## [THE EXERCISE]
Extract each line of the records below that contains the word "float".

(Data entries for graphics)

***

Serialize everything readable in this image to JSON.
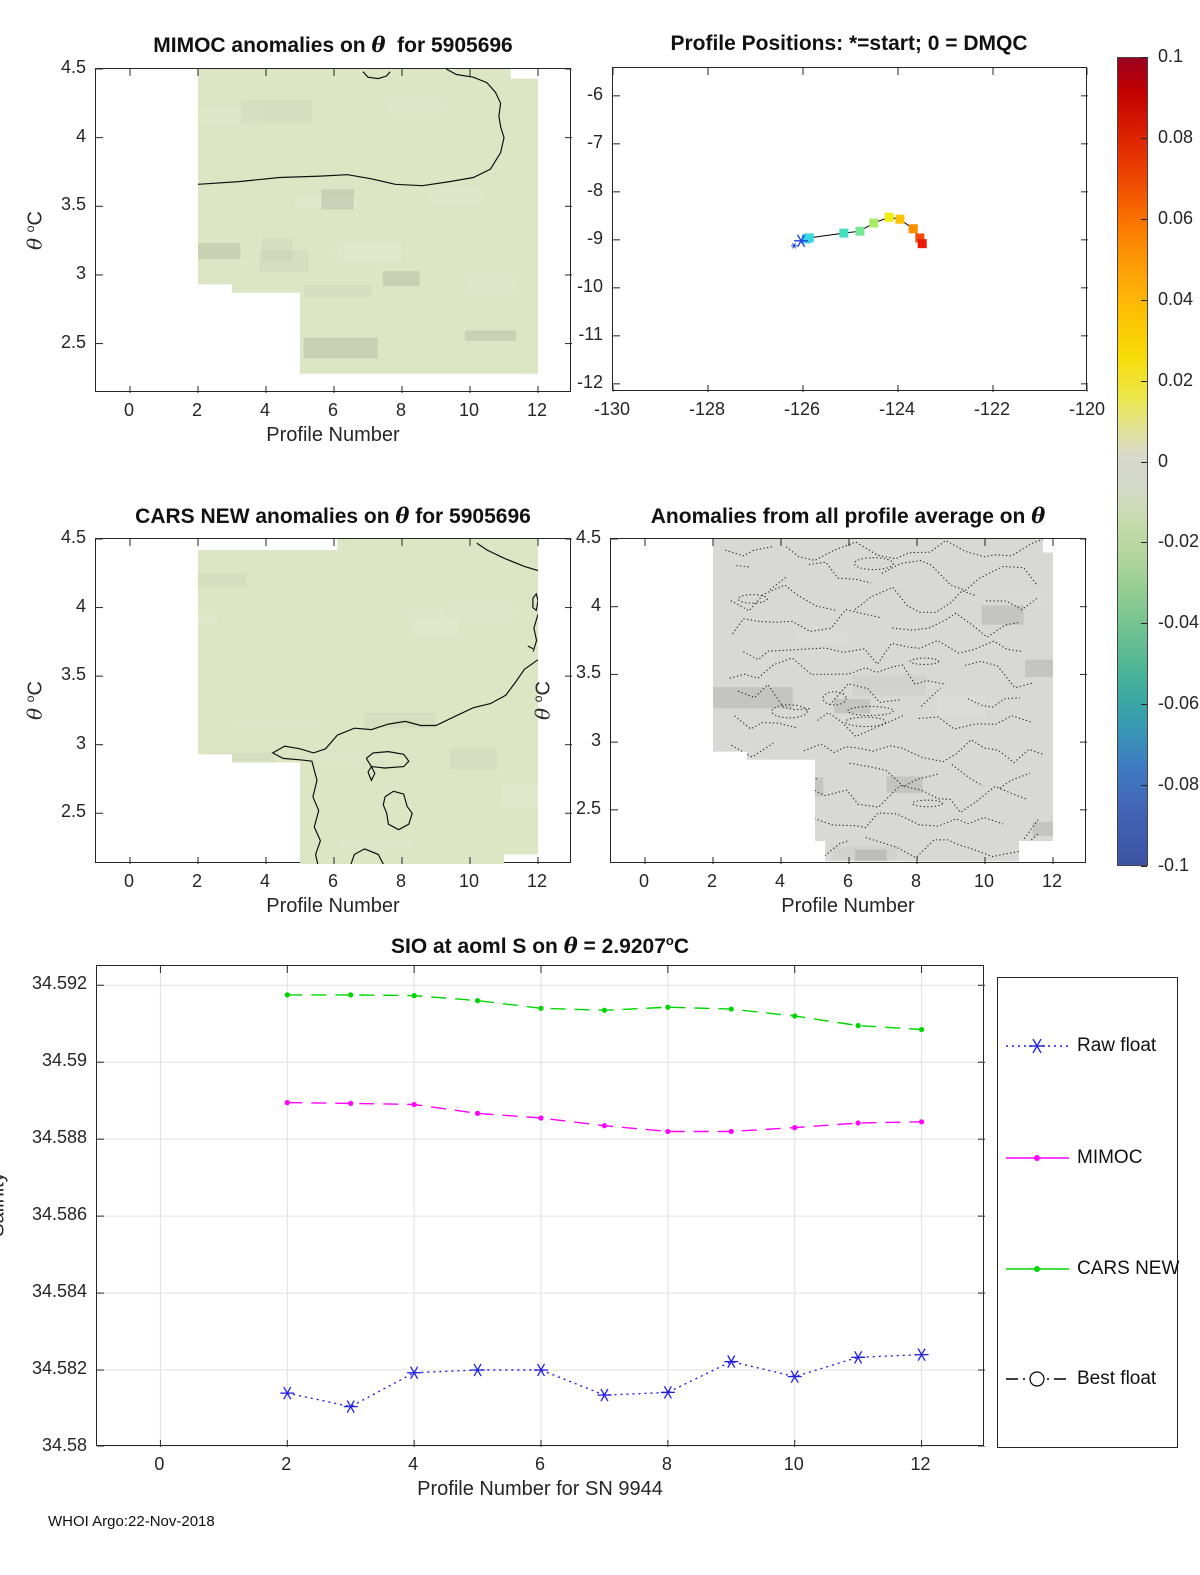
{
  "figure": {
    "footer": "WHOI Argo:22-Nov-2018",
    "background": "#ffffff"
  },
  "colorbar": {
    "lim": [
      -0.1,
      0.1
    ],
    "tick_values": [
      0.1,
      0.08,
      0.06,
      0.04,
      0.02,
      0,
      -0.02,
      -0.04,
      -0.06,
      -0.08,
      -0.1
    ],
    "tick_labels": [
      "0.1",
      "0.08",
      "0.06",
      "0.04",
      "0.02",
      "0",
      "-0.02",
      "-0.04",
      "-0.06",
      "-0.08",
      "-0.1"
    ],
    "gradient_stops": [
      [
        "#9a0020",
        0
      ],
      [
        "#c00000",
        4
      ],
      [
        "#d41800",
        8
      ],
      [
        "#e83800",
        13
      ],
      [
        "#f66000",
        18
      ],
      [
        "#fb8200",
        22
      ],
      [
        "#fda408",
        27
      ],
      [
        "#fdc304",
        32
      ],
      [
        "#f6dc08",
        37
      ],
      [
        "#ece64a",
        42
      ],
      [
        "#e1e295",
        46
      ],
      [
        "#dadcc0",
        48.5
      ],
      [
        "#d6d8d0",
        50
      ],
      [
        "#d5d8cb",
        52
      ],
      [
        "#d0dbbd",
        55
      ],
      [
        "#c4daaa",
        58
      ],
      [
        "#b0d59c",
        62
      ],
      [
        "#94cd93",
        66
      ],
      [
        "#73c390",
        70.5
      ],
      [
        "#52b795",
        75
      ],
      [
        "#3aa8a2",
        79.5
      ],
      [
        "#3795b5",
        83.5
      ],
      [
        "#3f7ac2",
        88
      ],
      [
        "#4264b6",
        93
      ],
      [
        "#3d53a3",
        100
      ]
    ]
  },
  "chart_data": [
    {
      "type": "contour",
      "title_pre": "MIMOC anomalies on ",
      "theta": "θ",
      "title_post": "  for 5905696",
      "xlabel": "Profile Number",
      "ylabel_theta": "θ",
      "ylabel_sup": "o",
      "ylabel_unit": "C",
      "xlim": [
        -1,
        13
      ],
      "ylim": [
        2.14,
        4.5
      ],
      "xtick_values": [
        0,
        2,
        4,
        6,
        8,
        10,
        12
      ],
      "xtick_labels": [
        "0",
        "2",
        "4",
        "6",
        "8",
        "10",
        "12"
      ],
      "ytick_values": [
        4.5,
        4,
        3.5,
        3,
        2.5
      ],
      "ytick_labels": [
        "4.5",
        "4",
        "3.5",
        "3",
        "2.5"
      ],
      "fill_color": "#dce6c5",
      "region": [
        [
          2,
          4.5
        ],
        [
          11.2,
          4.5
        ],
        [
          11.2,
          4.43
        ],
        [
          12,
          4.43
        ],
        [
          12,
          2.28
        ],
        [
          5,
          2.28
        ],
        [
          5,
          2.87
        ],
        [
          3,
          2.87
        ],
        [
          3,
          2.93
        ],
        [
          2,
          2.93
        ]
      ],
      "contours": [
        [
          [
            2,
            3.66
          ],
          [
            3.2,
            3.68
          ],
          [
            4.4,
            3.71
          ],
          [
            5.6,
            3.72
          ],
          [
            6.4,
            3.73
          ],
          [
            7.1,
            3.7
          ],
          [
            7.8,
            3.66
          ],
          [
            8.6,
            3.65
          ],
          [
            9.4,
            3.68
          ],
          [
            10.1,
            3.71
          ],
          [
            10.6,
            3.77
          ],
          [
            10.9,
            3.89
          ],
          [
            11.0,
            4.0
          ],
          [
            10.9,
            4.08
          ],
          [
            10.85,
            4.16
          ],
          [
            10.9,
            4.25
          ],
          [
            10.75,
            4.33
          ],
          [
            10.5,
            4.4
          ],
          [
            10.1,
            4.44
          ],
          [
            9.6,
            4.46
          ],
          [
            9.3,
            4.5
          ]
        ],
        [
          [
            6.85,
            4.48
          ],
          [
            7.0,
            4.44
          ],
          [
            7.3,
            4.43
          ],
          [
            7.55,
            4.45
          ],
          [
            7.65,
            4.48
          ]
        ]
      ],
      "contour_style": "solid",
      "mottle_seed": 11
    },
    {
      "type": "scatter",
      "title": "Profile Positions: *=start; 0 = DMQC",
      "xlim": [
        -130,
        -120
      ],
      "ylim": [
        -12.17,
        -5.42
      ],
      "xtick_values": [
        -130,
        -128,
        -126,
        -124,
        -122,
        -120
      ],
      "xtick_labels": [
        "-130",
        "-128",
        "-126",
        "-124",
        "-122",
        "-120"
      ],
      "ytick_values": [
        -6,
        -7,
        -8,
        -9,
        -10,
        -11,
        -12
      ],
      "ytick_labels": [
        "-6",
        "-7",
        "-8",
        "-9",
        "-10",
        "-11",
        "-12"
      ],
      "trajectory": {
        "line_color": "#000000",
        "start": {
          "x": -126.04,
          "y": -9.02,
          "marker": "*",
          "color": "#2244dd"
        },
        "points": [
          {
            "x": -125.93,
            "y": -8.98,
            "color": "#30c8f8"
          },
          {
            "x": -125.87,
            "y": -8.96,
            "color": "#38d8e0"
          },
          {
            "x": -125.14,
            "y": -8.86,
            "color": "#42dfc0"
          },
          {
            "x": -124.8,
            "y": -8.82,
            "color": "#74e696"
          },
          {
            "x": -124.51,
            "y": -8.65,
            "color": "#a6ec66"
          },
          {
            "x": -124.19,
            "y": -8.53,
            "color": "#eeee10"
          },
          {
            "x": -123.96,
            "y": -8.57,
            "color": "#fdc200"
          },
          {
            "x": -123.68,
            "y": -8.77,
            "color": "#fc8c00"
          },
          {
            "x": -123.54,
            "y": -8.96,
            "color": "#f54a0a"
          },
          {
            "x": -123.49,
            "y": -9.08,
            "color": "#ec1804"
          }
        ]
      }
    },
    {
      "type": "contour",
      "title_pre": "CARS NEW anomalies on ",
      "theta": "θ",
      "title_post": " for 5905696",
      "xlabel": "Profile Number",
      "ylabel_theta": "θ",
      "ylabel_sup": "o",
      "ylabel_unit": "C",
      "xlim": [
        -1,
        13
      ],
      "ylim": [
        2.13,
        4.5
      ],
      "xtick_values": [
        0,
        2,
        4,
        6,
        8,
        10,
        12
      ],
      "xtick_labels": [
        "0",
        "2",
        "4",
        "6",
        "8",
        "10",
        "12"
      ],
      "ytick_values": [
        4.5,
        4,
        3.5,
        3,
        2.5
      ],
      "ytick_labels": [
        "4.5",
        "4",
        "3.5",
        "3",
        "2.5"
      ],
      "fill_color": "#dce6c5",
      "region": [
        [
          2,
          4.42
        ],
        [
          6.1,
          4.42
        ],
        [
          6.1,
          4.5
        ],
        [
          12,
          4.5
        ],
        [
          12,
          2.2
        ],
        [
          11,
          2.2
        ],
        [
          11,
          2.13
        ],
        [
          5,
          2.13
        ],
        [
          5,
          2.87
        ],
        [
          3,
          2.87
        ],
        [
          3,
          2.93
        ],
        [
          2,
          2.93
        ]
      ],
      "contours": [
        [
          [
            10.2,
            4.47
          ],
          [
            10.5,
            4.42
          ],
          [
            11.0,
            4.36
          ],
          [
            11.6,
            4.3
          ],
          [
            12,
            4.27
          ]
        ],
        [
          [
            11.85,
            4.07
          ],
          [
            11.95,
            4.1
          ],
          [
            12,
            4.05
          ],
          [
            11.95,
            3.98
          ],
          [
            11.85,
            4.0
          ],
          [
            11.85,
            4.07
          ]
        ],
        [
          [
            12,
            3.95
          ],
          [
            11.88,
            3.85
          ],
          [
            11.96,
            3.76
          ],
          [
            11.86,
            3.68
          ]
        ],
        [
          [
            11.7,
            3.72
          ],
          [
            11.85,
            3.7
          ]
        ],
        [
          [
            12,
            3.62
          ],
          [
            11.6,
            3.55
          ],
          [
            11.35,
            3.46
          ],
          [
            11.05,
            3.36
          ],
          [
            10.6,
            3.3
          ],
          [
            10.1,
            3.27
          ],
          [
            9.5,
            3.2
          ],
          [
            9.0,
            3.14
          ],
          [
            8.55,
            3.14
          ],
          [
            8.1,
            3.17
          ],
          [
            7.6,
            3.15
          ],
          [
            7.1,
            3.11
          ],
          [
            6.6,
            3.12
          ],
          [
            6.1,
            3.07
          ],
          [
            5.75,
            2.97
          ],
          [
            5.4,
            2.94
          ],
          [
            5.0,
            2.97
          ],
          [
            4.55,
            2.99
          ],
          [
            4.2,
            2.94
          ],
          [
            4.5,
            2.9
          ],
          [
            5.0,
            2.89
          ],
          [
            5.35,
            2.88
          ],
          [
            5.5,
            2.74
          ],
          [
            5.38,
            2.62
          ],
          [
            5.55,
            2.52
          ],
          [
            5.42,
            2.4
          ],
          [
            5.6,
            2.3
          ],
          [
            5.46,
            2.2
          ],
          [
            5.52,
            2.13
          ]
        ],
        [
          [
            4.65,
            2.86
          ],
          [
            4.95,
            2.84
          ]
        ],
        [
          [
            6.95,
            2.9
          ],
          [
            7.15,
            2.94
          ],
          [
            7.6,
            2.95
          ],
          [
            8.05,
            2.93
          ],
          [
            8.2,
            2.88
          ],
          [
            8.05,
            2.84
          ],
          [
            7.5,
            2.83
          ],
          [
            7.1,
            2.84
          ],
          [
            6.95,
            2.9
          ]
        ],
        [
          [
            7.0,
            2.8
          ],
          [
            7.1,
            2.84
          ],
          [
            7.2,
            2.79
          ],
          [
            7.1,
            2.74
          ],
          [
            7.0,
            2.8
          ]
        ],
        [
          [
            7.5,
            2.62
          ],
          [
            7.75,
            2.66
          ],
          [
            8.05,
            2.64
          ],
          [
            8.15,
            2.55
          ],
          [
            8.3,
            2.5
          ],
          [
            8.2,
            2.42
          ],
          [
            7.9,
            2.38
          ],
          [
            7.6,
            2.42
          ],
          [
            7.55,
            2.5
          ],
          [
            7.45,
            2.56
          ],
          [
            7.5,
            2.62
          ]
        ],
        [
          [
            6.5,
            2.13
          ],
          [
            6.6,
            2.2
          ],
          [
            6.9,
            2.24
          ],
          [
            7.3,
            2.2
          ],
          [
            7.45,
            2.13
          ]
        ]
      ],
      "contour_style": "solid",
      "mottle_seed": 23
    },
    {
      "type": "contour",
      "title_pre": "Anomalies from all profile average on ",
      "theta": "θ",
      "title_post": "",
      "xlabel": "Profile Number",
      "ylabel_theta": "θ",
      "ylabel_sup": "o",
      "ylabel_unit": "C",
      "xlim": [
        -1,
        13
      ],
      "ylim": [
        2.1,
        4.5
      ],
      "xtick_values": [
        0,
        2,
        4,
        6,
        8,
        10,
        12
      ],
      "xtick_labels": [
        "0",
        "2",
        "4",
        "6",
        "8",
        "10",
        "12"
      ],
      "ytick_values": [
        4.5,
        4,
        3.5,
        3,
        2.5
      ],
      "ytick_labels": [
        "4.5",
        "4",
        "3.5",
        "3",
        "2.5"
      ],
      "fill_color": "#d8d8d6",
      "region": [
        [
          2,
          4.5
        ],
        [
          11.7,
          4.5
        ],
        [
          11.7,
          4.4
        ],
        [
          12,
          4.4
        ],
        [
          12,
          2.27
        ],
        [
          11,
          2.27
        ],
        [
          11,
          2.12
        ],
        [
          5.3,
          2.12
        ],
        [
          5.3,
          2.27
        ],
        [
          5,
          2.27
        ],
        [
          5,
          2.87
        ],
        [
          3,
          2.87
        ],
        [
          3,
          2.93
        ],
        [
          2,
          2.93
        ]
      ],
      "contours": [],
      "contour_style": "dotted",
      "dotted_bands": 13,
      "dotted_loops": 8,
      "mottle_seed": 37
    },
    {
      "type": "line",
      "title_pre": "SIO at aoml S on ",
      "theta": "θ",
      "title_mid": " = 2.9207",
      "title_sup": "o",
      "title_end": "C",
      "xlabel": "Profile Number for SN 9944",
      "ylabel": "Salinity",
      "xlim": [
        -1,
        13
      ],
      "ylim": [
        34.58,
        34.5925
      ],
      "xtick_values": [
        0,
        2,
        4,
        6,
        8,
        10,
        12
      ],
      "xtick_labels": [
        "0",
        "2",
        "4",
        "6",
        "8",
        "10",
        "12"
      ],
      "ytick_values": [
        34.58,
        34.582,
        34.584,
        34.586,
        34.588,
        34.59,
        34.592
      ],
      "ytick_labels": [
        "34.58",
        "34.582",
        "34.584",
        "34.586",
        "34.588",
        "34.59",
        "34.592"
      ],
      "grid": true,
      "x": [
        2,
        3,
        4,
        5,
        6,
        7,
        8,
        9,
        10,
        11,
        12
      ],
      "series": [
        {
          "name": "Raw float",
          "color": "#2020dd",
          "line": "dotted",
          "marker": "asterisk",
          "values": [
            34.5814,
            34.58105,
            34.58193,
            34.582,
            34.582,
            34.58135,
            34.58142,
            34.58222,
            34.58183,
            34.58233,
            34.5824
          ]
        },
        {
          "name": "MIMOC",
          "color": "#ff00ff",
          "line": "dashed",
          "marker": "dot",
          "values": [
            34.58895,
            34.58893,
            34.5889,
            34.58867,
            34.58855,
            34.58835,
            34.5882,
            34.5882,
            34.5883,
            34.58842,
            34.58845
          ]
        },
        {
          "name": "CARS NEW",
          "color": "#00d500",
          "line": "dashed",
          "marker": "dot",
          "values": [
            34.59175,
            34.59175,
            34.59173,
            34.5916,
            34.5914,
            34.59135,
            34.59143,
            34.59138,
            34.5912,
            34.59095,
            34.59085
          ]
        },
        {
          "name": "Best float",
          "color": "#000000",
          "line": "dashdot",
          "marker": "circle",
          "values": []
        }
      ],
      "legend": [
        "Raw float",
        "MIMOC",
        "CARS NEW",
        "Best float"
      ]
    }
  ]
}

***

## [SOLUTION TO THIS EXERCISE]
          "name": "Raw float",
          "name": "Best float",
        "Raw float",
        "Best float"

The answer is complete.